(Items listed in a dataset)
---+---

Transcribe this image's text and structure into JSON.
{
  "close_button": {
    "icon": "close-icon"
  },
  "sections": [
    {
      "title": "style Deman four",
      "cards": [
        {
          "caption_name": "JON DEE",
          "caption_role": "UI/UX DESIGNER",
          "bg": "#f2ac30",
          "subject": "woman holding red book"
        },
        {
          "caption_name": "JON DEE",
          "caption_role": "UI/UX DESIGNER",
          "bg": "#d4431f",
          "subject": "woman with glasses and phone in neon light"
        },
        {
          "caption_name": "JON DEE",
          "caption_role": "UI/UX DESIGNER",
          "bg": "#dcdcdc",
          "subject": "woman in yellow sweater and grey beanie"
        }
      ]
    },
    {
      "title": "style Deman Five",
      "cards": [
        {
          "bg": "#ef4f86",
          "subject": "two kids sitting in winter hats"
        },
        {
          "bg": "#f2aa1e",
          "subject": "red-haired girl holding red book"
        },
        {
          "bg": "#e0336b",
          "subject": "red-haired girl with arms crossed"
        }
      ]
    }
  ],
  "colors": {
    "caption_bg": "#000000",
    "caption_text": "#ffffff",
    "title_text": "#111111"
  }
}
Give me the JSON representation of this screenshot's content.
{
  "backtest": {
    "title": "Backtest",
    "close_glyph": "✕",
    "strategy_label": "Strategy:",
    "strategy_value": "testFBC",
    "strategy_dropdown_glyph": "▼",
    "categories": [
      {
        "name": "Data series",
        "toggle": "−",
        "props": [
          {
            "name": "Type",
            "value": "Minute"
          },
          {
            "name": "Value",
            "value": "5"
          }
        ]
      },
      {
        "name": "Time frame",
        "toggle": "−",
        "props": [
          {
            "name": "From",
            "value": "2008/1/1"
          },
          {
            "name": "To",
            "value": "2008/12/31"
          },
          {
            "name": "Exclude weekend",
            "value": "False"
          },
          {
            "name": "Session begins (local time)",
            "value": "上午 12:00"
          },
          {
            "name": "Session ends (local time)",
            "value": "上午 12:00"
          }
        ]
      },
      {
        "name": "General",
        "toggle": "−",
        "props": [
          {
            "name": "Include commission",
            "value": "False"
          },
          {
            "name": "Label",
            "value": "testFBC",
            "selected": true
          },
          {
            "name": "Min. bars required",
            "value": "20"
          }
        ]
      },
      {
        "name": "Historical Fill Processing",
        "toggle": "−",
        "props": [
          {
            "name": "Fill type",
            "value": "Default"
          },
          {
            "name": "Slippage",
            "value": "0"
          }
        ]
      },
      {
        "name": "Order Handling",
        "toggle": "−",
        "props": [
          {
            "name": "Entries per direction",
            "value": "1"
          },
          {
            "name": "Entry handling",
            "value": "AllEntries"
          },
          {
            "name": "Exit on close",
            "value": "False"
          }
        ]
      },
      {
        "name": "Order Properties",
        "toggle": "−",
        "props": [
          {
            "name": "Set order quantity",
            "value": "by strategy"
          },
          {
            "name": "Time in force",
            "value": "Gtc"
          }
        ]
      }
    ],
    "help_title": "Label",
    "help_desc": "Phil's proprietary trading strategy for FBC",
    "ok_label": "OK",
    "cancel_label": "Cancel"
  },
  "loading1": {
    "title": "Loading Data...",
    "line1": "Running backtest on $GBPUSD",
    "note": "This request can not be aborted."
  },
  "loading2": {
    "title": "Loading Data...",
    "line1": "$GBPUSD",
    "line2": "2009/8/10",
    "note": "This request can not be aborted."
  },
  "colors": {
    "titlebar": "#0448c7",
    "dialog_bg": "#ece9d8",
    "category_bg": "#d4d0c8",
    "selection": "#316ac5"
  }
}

---+---

> Your task
Give back the whole listing exactly as it reads.

> The reply
Transcribe this image's text and structure into JSON.
{
  "close_button": {
    "icon": "close-icon"
  },
  "sections": [
    {
      "title": "style Deman four",
      "cards": [
        {
          "caption_name": "JON DEE",
          "caption_role": "UI/UX DESIGNER",
          "bg": "#f2ac30",
          "subject": "woman holding red book"
        },
        {
          "caption_name": "JON DEE",
          "caption_role": "UI/UX DESIGNER",
          "bg": "#d4431f",
          "subject": "woman with glasses and phone in neon light"
        },
        {
          "caption_name": "JON DEE",
          "caption_role": "UI/UX DESIGNER",
          "bg": "#dcdcdc",
          "subject": "woman in yellow sweater and grey beanie"
        }
      ]
    },
    {
      "title": "style Deman Five",
      "cards": [
        {
          "bg": "#ef4f86",
          "subject": "two kids sitting in winter hats"
        },
        {
          "bg": "#f2aa1e",
          "subject": "red-haired girl holding red book"
        },
        {
          "bg": "#e0336b",
          "subject": "red-haired girl with arms crossed"
        }
      ]
    }
  ],
  "colors": {
    "caption_bg": "#000000",
    "caption_text": "#ffffff",
    "title_text": "#111111"
  }
}
Give me the JSON representation of this screenshot's content.
{
  "backtest": {
    "title": "Backtest",
    "close_glyph": "✕",
    "strategy_label": "Strategy:",
    "strategy_value": "testFBC",
    "strategy_dropdown_glyph": "▼",
    "categories": [
      {
        "name": "Data series",
        "toggle": "−",
        "props": [
          {
            "name": "Type",
            "value": "Minute"
          },
          {
            "name": "Value",
            "value": "5"
          }
        ]
      },
      {
        "name": "Time frame",
        "toggle": "−",
        "props": [
          {
            "name": "From",
            "value": "2008/1/1"
          },
          {
            "name": "To",
            "value": "2008/12/31"
          },
          {
            "name": "Exclude weekend",
            "value": "False"
          },
          {
            "name": "Session begins (local time)",
            "value": "上午 12:00"
          },
          {
            "name": "Session ends (local time)",
            "value": "上午 12:00"
          }
        ]
      },
      {
        "name": "General",
        "toggle": "−",
        "props": [
          {
            "name": "Include commission",
            "value": "False"
          },
          {
            "name": "Label",
            "value": "testFBC",
            "selected": true
          },
          {
            "name": "Min. bars required",
            "value": "20"
          }
        ]
      },
      {
        "name": "Historical Fill Processing",
        "toggle": "−",
        "props": [
          {
            "name": "Fill type",
            "value": "Default"
          },
          {
            "name": "Slippage",
            "value": "0"
          }
        ]
      },
      {
        "name": "Order Handling",
        "toggle": "−",
        "props": [
          {
            "name": "Entries per direction",
            "value": "1"
          },
          {
            "name": "Entry handling",
            "value": "AllEntries"
          },
          {
            "name": "Exit on close",
            "value": "False"
          }
        ]
      },
      {
        "name": "Order Properties",
        "toggle": "−",
        "props": [
          {
            "name": "Set order quantity",
            "value": "by strategy"
          },
          {
            "name": "Time in force",
            "value": "Gtc"
          }
        ]
      }
    ],
    "help_title": "Label",
    "help_desc": "Phil's proprietary trading strategy for FBC",
    "ok_label": "OK",
    "cancel_label": "Cancel"
  },
  "loading1": {
    "title": "Loading Data...",
    "line1": "Running backtest on $GBPUSD",
    "note": "This request can not be aborted."
  },
  "loading2": {
    "title": "Loading Data...",
    "line1": "$GBPUSD",
    "line2": "2009/8/10",
    "note": "This request can not be aborted."
  },
  "colors": {
    "titlebar": "#0448c7",
    "dialog_bg": "#ece9d8",
    "category_bg": "#d4d0c8",
    "selection": "#316ac5"
  }
}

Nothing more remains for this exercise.